◆ REQUIRED TASK: Write out the material exactly, with the pictures left out.

Data records

— start —

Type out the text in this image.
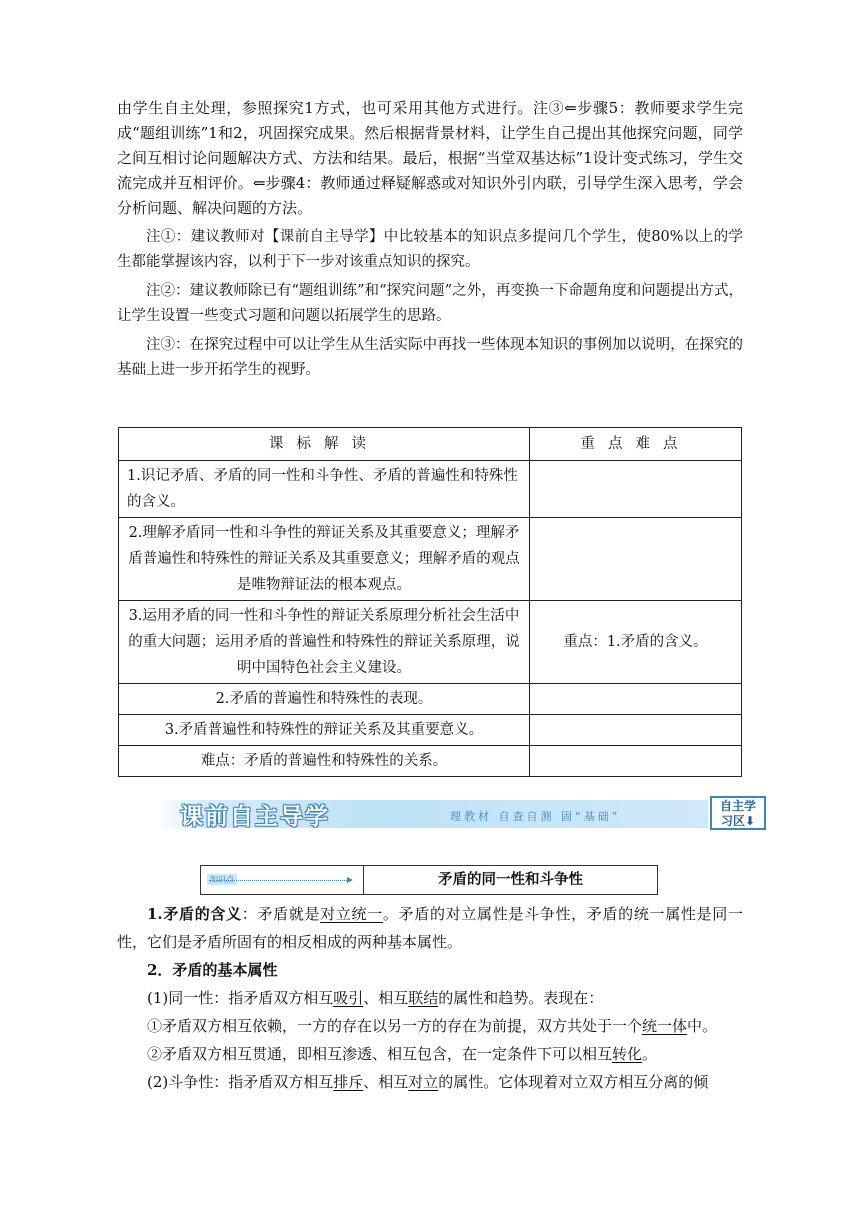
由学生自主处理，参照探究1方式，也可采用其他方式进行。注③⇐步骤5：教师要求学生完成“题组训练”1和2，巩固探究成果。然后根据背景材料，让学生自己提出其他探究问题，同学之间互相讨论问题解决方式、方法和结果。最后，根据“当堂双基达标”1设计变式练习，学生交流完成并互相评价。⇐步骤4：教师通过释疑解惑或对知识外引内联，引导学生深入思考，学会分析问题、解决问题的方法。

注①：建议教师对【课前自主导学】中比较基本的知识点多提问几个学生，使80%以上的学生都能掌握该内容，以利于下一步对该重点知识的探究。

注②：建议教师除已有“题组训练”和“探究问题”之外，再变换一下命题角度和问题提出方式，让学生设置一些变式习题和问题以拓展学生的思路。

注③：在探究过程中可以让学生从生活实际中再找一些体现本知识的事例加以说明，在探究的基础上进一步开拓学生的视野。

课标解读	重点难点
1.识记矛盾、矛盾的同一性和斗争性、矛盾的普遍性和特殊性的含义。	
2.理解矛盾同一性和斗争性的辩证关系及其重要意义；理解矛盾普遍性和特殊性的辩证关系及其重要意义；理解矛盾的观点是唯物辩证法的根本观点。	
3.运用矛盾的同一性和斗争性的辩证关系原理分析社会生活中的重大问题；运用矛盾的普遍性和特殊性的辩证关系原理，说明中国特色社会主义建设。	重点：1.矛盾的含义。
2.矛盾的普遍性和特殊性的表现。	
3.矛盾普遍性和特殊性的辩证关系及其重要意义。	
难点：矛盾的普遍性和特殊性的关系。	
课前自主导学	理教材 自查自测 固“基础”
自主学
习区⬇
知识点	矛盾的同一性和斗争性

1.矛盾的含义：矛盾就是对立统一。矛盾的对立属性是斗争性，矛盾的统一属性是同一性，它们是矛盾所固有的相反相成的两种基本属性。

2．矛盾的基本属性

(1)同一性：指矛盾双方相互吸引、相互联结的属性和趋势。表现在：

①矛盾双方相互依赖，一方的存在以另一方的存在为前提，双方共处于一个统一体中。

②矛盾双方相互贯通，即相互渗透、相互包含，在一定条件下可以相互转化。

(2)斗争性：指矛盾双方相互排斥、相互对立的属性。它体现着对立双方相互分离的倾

— end —

◆ TASK RESULT:
Type out the text in this image.
由学生自主处理，参照探究1方式，也可采用其他方式进行。注③⇐步骤5：教师要求学生完成“题组训练”1和2，巩固探究成果。然后根据背景材料，让学生自己提出其他探究问题，同学之间互相讨论问题解决方式、方法和结果。最后，根据“当堂双基达标”1设计变式练习，学生交流完成并互相评价。⇐步骤4：教师通过释疑解惑或对知识外引内联，引导学生深入思考，学会分析问题、解决问题的方法。

注①：建议教师对【课前自主导学】中比较基本的知识点多提问几个学生，使80%以上的学生都能掌握该内容，以利于下一步对该重点知识的探究。

注②：建议教师除已有“题组训练”和“探究问题”之外，再变换一下命题角度和问题提出方式，让学生设置一些变式习题和问题以拓展学生的思路。

注③：在探究过程中可以让学生从生活实际中再找一些体现本知识的事例加以说明，在探究的基础上进一步开拓学生的视野。

课标解读	重点难点
1.识记矛盾、矛盾的同一性和斗争性、矛盾的普遍性和特殊性的含义。	
2.理解矛盾同一性和斗争性的辩证关系及其重要意义；理解矛盾普遍性和特殊性的辩证关系及其重要意义；理解矛盾的观点是唯物辩证法的根本观点。	
3.运用矛盾的同一性和斗争性的辩证关系原理分析社会生活中的重大问题；运用矛盾的普遍性和特殊性的辩证关系原理，说明中国特色社会主义建设。	重点：1.矛盾的含义。
2.矛盾的普遍性和特殊性的表现。	
3.矛盾普遍性和特殊性的辩证关系及其重要意义。	
难点：矛盾的普遍性和特殊性的关系。	
课前自主导学	理教材 自查自测 固“基础”
自主学
习区⬇
知识点	矛盾的同一性和斗争性

1.矛盾的含义：矛盾就是对立统一。矛盾的对立属性是斗争性，矛盾的统一属性是同一性，它们是矛盾所固有的相反相成的两种基本属性。

2．矛盾的基本属性

(1)同一性：指矛盾双方相互吸引、相互联结的属性和趋势。表现在：

①矛盾双方相互依赖，一方的存在以另一方的存在为前提，双方共处于一个统一体中。

②矛盾双方相互贯通，即相互渗透、相互包含，在一定条件下可以相互转化。

(2)斗争性：指矛盾双方相互排斥、相互对立的属性。它体现着对立双方相互分离的倾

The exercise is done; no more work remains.